[start]

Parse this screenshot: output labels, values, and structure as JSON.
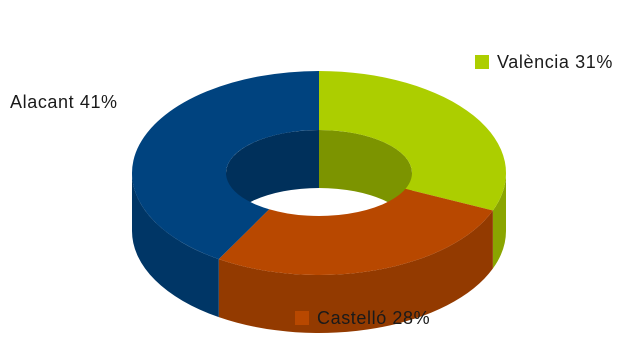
{
  "chart_data": {
    "type": "pie",
    "style": "3d-doughnut",
    "title": "",
    "categories": [
      "València",
      "Castelló",
      "Alacant"
    ],
    "values": [
      31,
      28,
      41
    ],
    "colors": [
      "#acce00",
      "#b84800",
      "#00437f"
    ],
    "labels": [
      "València 31%",
      "Castelló 28%",
      "Alacant 41%"
    ],
    "legend": "inline"
  }
}
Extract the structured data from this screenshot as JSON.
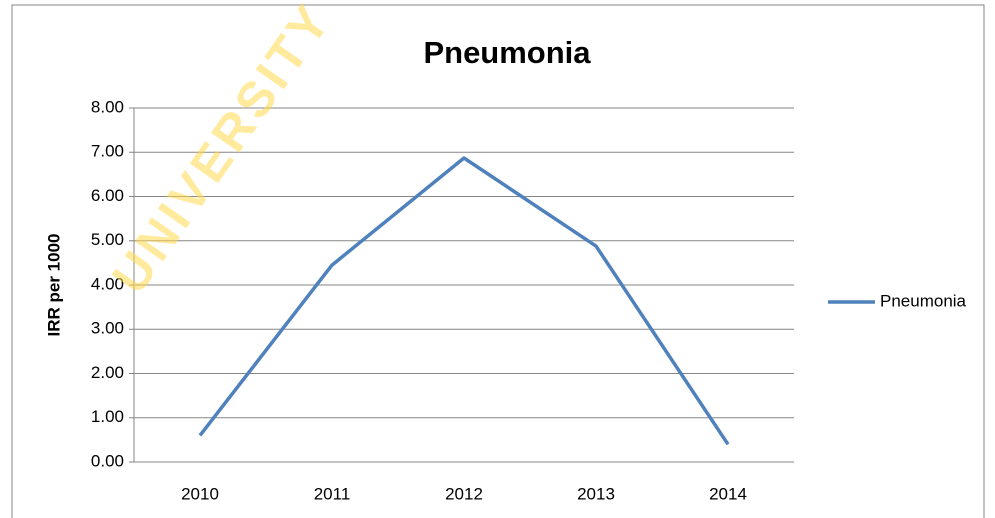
{
  "chart_data": {
    "type": "line",
    "title": "Pneumonia",
    "y_label": "IRR per 1000",
    "watermark": "UNIVERSITY",
    "categories": [
      "2010",
      "2011",
      "2012",
      "2013",
      "2014"
    ],
    "series": [
      {
        "name": "Pneumonia",
        "color": "#4f81bd",
        "values": [
          0.6,
          4.45,
          6.87,
          4.88,
          0.4
        ]
      }
    ],
    "ylim": [
      0,
      8
    ],
    "yticks": [
      {
        "value": 0,
        "label": "0.00"
      },
      {
        "value": 1,
        "label": "1.00"
      },
      {
        "value": 2,
        "label": "2.00"
      },
      {
        "value": 3,
        "label": "3.00"
      },
      {
        "value": 4,
        "label": "4.00"
      },
      {
        "value": 5,
        "label": "5.00"
      },
      {
        "value": 6,
        "label": "6.00"
      },
      {
        "value": 7,
        "label": "7.00"
      },
      {
        "value": 8,
        "label": "8.00"
      }
    ],
    "grid": true,
    "legend": "right"
  }
}
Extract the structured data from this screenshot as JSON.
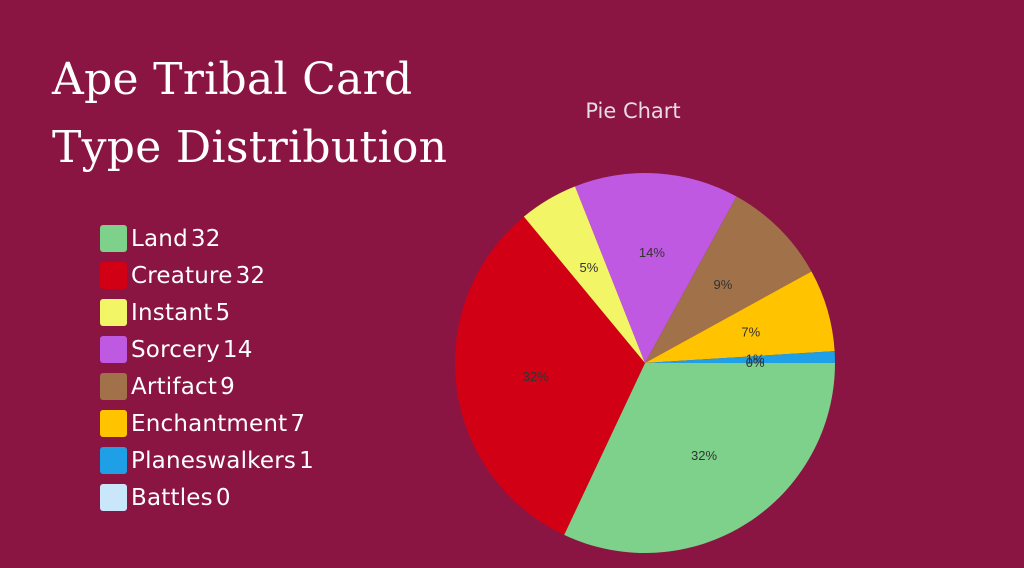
{
  "page": {
    "background": "#8a1442"
  },
  "heading": {
    "line1": "Ape Tribal Card",
    "line2": "Type Distribution"
  },
  "chart_data": {
    "type": "pie",
    "title": "Pie Chart",
    "legend_position": "left",
    "slices": [
      {
        "name": "Land",
        "value": 32,
        "color": "#7dd18a",
        "pct_label": "32%"
      },
      {
        "name": "Creature",
        "value": 32,
        "color": "#d20015",
        "pct_label": "32%"
      },
      {
        "name": "Instant",
        "value": 5,
        "color": "#f1f566",
        "pct_label": "5%"
      },
      {
        "name": "Sorcery",
        "value": 14,
        "color": "#bf59e2",
        "pct_label": "14%"
      },
      {
        "name": "Artifact",
        "value": 9,
        "color": "#a1714a",
        "pct_label": "9%"
      },
      {
        "name": "Enchantment",
        "value": 7,
        "color": "#ffc300",
        "pct_label": "7%"
      },
      {
        "name": "Planeswalkers",
        "value": 1,
        "color": "#1e9fe6",
        "pct_label": "1%"
      },
      {
        "name": "Battles",
        "value": 0,
        "color": "#c9e6fb",
        "pct_label": "0%"
      }
    ]
  }
}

[end]

SET EXERCISE
From the entries above, output every line exactly and omit any image.

TASK SOLUTION
Parse this screenshot: output labels, values, and structure as JSON.
{
  "chart_data": {
    "type": "pie",
    "style": "3d-doughnut",
    "title": "",
    "categories": [
      "València",
      "Castelló",
      "Alacant"
    ],
    "values": [
      31,
      28,
      41
    ],
    "colors": [
      "#acce00",
      "#b84800",
      "#00437f"
    ],
    "labels": [
      "València 31%",
      "Castelló 28%",
      "Alacant 41%"
    ],
    "legend": "inline"
  }
}
Extract the structured data from this screenshot as JSON.
{
  "chart_data": {
    "type": "line",
    "title": "Pneumonia",
    "y_label": "IRR per 1000",
    "watermark": "UNIVERSITY",
    "categories": [
      "2010",
      "2011",
      "2012",
      "2013",
      "2014"
    ],
    "series": [
      {
        "name": "Pneumonia",
        "color": "#4f81bd",
        "values": [
          0.6,
          4.45,
          6.87,
          4.88,
          0.4
        ]
      }
    ],
    "ylim": [
      0,
      8
    ],
    "yticks": [
      {
        "value": 0,
        "label": "0.00"
      },
      {
        "value": 1,
        "label": "1.00"
      },
      {
        "value": 2,
        "label": "2.00"
      },
      {
        "value": 3,
        "label": "3.00"
      },
      {
        "value": 4,
        "label": "4.00"
      },
      {
        "value": 5,
        "label": "5.00"
      },
      {
        "value": 6,
        "label": "6.00"
      },
      {
        "value": 7,
        "label": "7.00"
      },
      {
        "value": 8,
        "label": "8.00"
      }
    ],
    "grid": true,
    "legend": "right"
  }
}
Extract the structured data from this screenshot as JSON.
{
  "page": {
    "background": "#8a1442"
  },
  "heading": {
    "line1": "Ape Tribal Card",
    "line2": "Type Distribution"
  },
  "chart_data": {
    "type": "pie",
    "title": "Pie Chart",
    "legend_position": "left",
    "slices": [
      {
        "name": "Land",
        "value": 32,
        "color": "#7dd18a",
        "pct_label": "32%"
      },
      {
        "name": "Creature",
        "value": 32,
        "color": "#d20015",
        "pct_label": "32%"
      },
      {
        "name": "Instant",
        "value": 5,
        "color": "#f1f566",
        "pct_label": "5%"
      },
      {
        "name": "Sorcery",
        "value": 14,
        "color": "#bf59e2",
        "pct_label": "14%"
      },
      {
        "name": "Artifact",
        "value": 9,
        "color": "#a1714a",
        "pct_label": "9%"
      },
      {
        "name": "Enchantment",
        "value": 7,
        "color": "#ffc300",
        "pct_label": "7%"
      },
      {
        "name": "Planeswalkers",
        "value": 1,
        "color": "#1e9fe6",
        "pct_label": "1%"
      },
      {
        "name": "Battles",
        "value": 0,
        "color": "#c9e6fb",
        "pct_label": "0%"
      }
    ]
  }
}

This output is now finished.